SHORT TASK >> Write out every single entry exactly.

SOURCE DATA >>
((

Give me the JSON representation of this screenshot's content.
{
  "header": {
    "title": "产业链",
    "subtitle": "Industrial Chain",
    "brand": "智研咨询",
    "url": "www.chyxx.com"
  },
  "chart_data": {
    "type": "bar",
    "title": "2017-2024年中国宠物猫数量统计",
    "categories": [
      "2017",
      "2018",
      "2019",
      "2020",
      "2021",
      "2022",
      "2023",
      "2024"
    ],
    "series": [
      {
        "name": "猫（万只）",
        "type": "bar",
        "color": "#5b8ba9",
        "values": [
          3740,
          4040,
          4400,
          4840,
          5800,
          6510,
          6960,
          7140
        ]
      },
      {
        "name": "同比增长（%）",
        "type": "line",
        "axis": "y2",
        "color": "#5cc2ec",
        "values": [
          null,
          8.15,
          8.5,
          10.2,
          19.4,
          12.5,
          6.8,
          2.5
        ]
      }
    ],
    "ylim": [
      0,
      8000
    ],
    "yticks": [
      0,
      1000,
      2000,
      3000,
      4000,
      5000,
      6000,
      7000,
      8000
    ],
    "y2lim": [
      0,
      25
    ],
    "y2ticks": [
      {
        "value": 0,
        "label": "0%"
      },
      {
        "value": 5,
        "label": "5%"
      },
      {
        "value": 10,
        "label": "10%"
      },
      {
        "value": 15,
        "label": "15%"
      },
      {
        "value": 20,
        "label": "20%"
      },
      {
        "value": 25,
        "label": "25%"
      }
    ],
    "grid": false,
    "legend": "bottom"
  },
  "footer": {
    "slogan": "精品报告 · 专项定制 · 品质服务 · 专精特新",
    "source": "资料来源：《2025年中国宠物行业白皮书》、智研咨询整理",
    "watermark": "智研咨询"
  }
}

))

RESULT >>
Give me the JSON representation of this screenshot's content.
{
  "header": {
    "title": "产业链",
    "subtitle": "Industrial Chain",
    "brand": "智研咨询",
    "url": "www.chyxx.com"
  },
  "chart_data": {
    "type": "bar",
    "title": "2017-2024年中国宠物猫数量统计",
    "categories": [
      "2017",
      "2018",
      "2019",
      "2020",
      "2021",
      "2022",
      "2023",
      "2024"
    ],
    "series": [
      {
        "name": "猫（万只）",
        "type": "bar",
        "color": "#5b8ba9",
        "values": [
          3740,
          4040,
          4400,
          4840,
          5800,
          6510,
          6960,
          7140
        ]
      },
      {
        "name": "同比增长（%）",
        "type": "line",
        "axis": "y2",
        "color": "#5cc2ec",
        "values": [
          null,
          8.15,
          8.5,
          10.2,
          19.4,
          12.5,
          6.8,
          2.5
        ]
      }
    ],
    "ylim": [
      0,
      8000
    ],
    "yticks": [
      0,
      1000,
      2000,
      3000,
      4000,
      5000,
      6000,
      7000,
      8000
    ],
    "y2lim": [
      0,
      25
    ],
    "y2ticks": [
      {
        "value": 0,
        "label": "0%"
      },
      {
        "value": 5,
        "label": "5%"
      },
      {
        "value": 10,
        "label": "10%"
      },
      {
        "value": 15,
        "label": "15%"
      },
      {
        "value": 20,
        "label": "20%"
      },
      {
        "value": 25,
        "label": "25%"
      }
    ],
    "grid": false,
    "legend": "bottom"
  },
  "footer": {
    "slogan": "精品报告 · 专项定制 · 品质服务 · 专精特新",
    "source": "资料来源：《2025年中国宠物行业白皮书》、智研咨询整理",
    "watermark": "智研咨询"
  }
}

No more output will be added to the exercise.